# What the task asks
Extract all records. Keep each one exact.

# Dataset extract
* * * * *
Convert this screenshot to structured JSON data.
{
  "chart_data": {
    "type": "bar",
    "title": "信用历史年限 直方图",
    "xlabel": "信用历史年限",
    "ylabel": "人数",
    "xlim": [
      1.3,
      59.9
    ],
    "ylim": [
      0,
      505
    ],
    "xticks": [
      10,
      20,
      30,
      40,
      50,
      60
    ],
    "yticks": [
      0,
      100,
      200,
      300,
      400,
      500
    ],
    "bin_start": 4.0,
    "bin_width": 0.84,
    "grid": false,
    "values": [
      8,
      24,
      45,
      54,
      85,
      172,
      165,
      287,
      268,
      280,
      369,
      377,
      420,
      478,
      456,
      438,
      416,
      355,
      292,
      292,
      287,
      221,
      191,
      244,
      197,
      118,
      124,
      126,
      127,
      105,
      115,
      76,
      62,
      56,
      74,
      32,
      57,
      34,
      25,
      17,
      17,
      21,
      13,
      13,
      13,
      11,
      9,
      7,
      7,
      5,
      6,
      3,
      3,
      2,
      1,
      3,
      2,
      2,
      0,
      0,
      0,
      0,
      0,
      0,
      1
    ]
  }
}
* * * * *
# Written response
Convert this screenshot to structured JSON data.
{
  "chart_data": {
    "type": "bar",
    "title": "信用历史年限 直方图",
    "xlabel": "信用历史年限",
    "ylabel": "人数",
    "xlim": [
      1.3,
      59.9
    ],
    "ylim": [
      0,
      505
    ],
    "xticks": [
      10,
      20,
      30,
      40,
      50,
      60
    ],
    "yticks": [
      0,
      100,
      200,
      300,
      400,
      500
    ],
    "bin_start": 4.0,
    "bin_width": 0.84,
    "grid": false,
    "values": [
      8,
      24,
      45,
      54,
      85,
      172,
      165,
      287,
      268,
      280,
      369,
      377,
      420,
      478,
      456,
      438,
      416,
      355,
      292,
      292,
      287,
      221,
      191,
      244,
      197,
      118,
      124,
      126,
      127,
      105,
      115,
      76,
      62,
      56,
      74,
      32,
      57,
      34,
      25,
      17,
      17,
      21,
      13,
      13,
      13,
      11,
      9,
      7,
      7,
      5,
      6,
      3,
      3,
      2,
      1,
      3,
      2,
      2,
      0,
      0,
      0,
      0,
      0,
      0,
      1
    ]
  }
}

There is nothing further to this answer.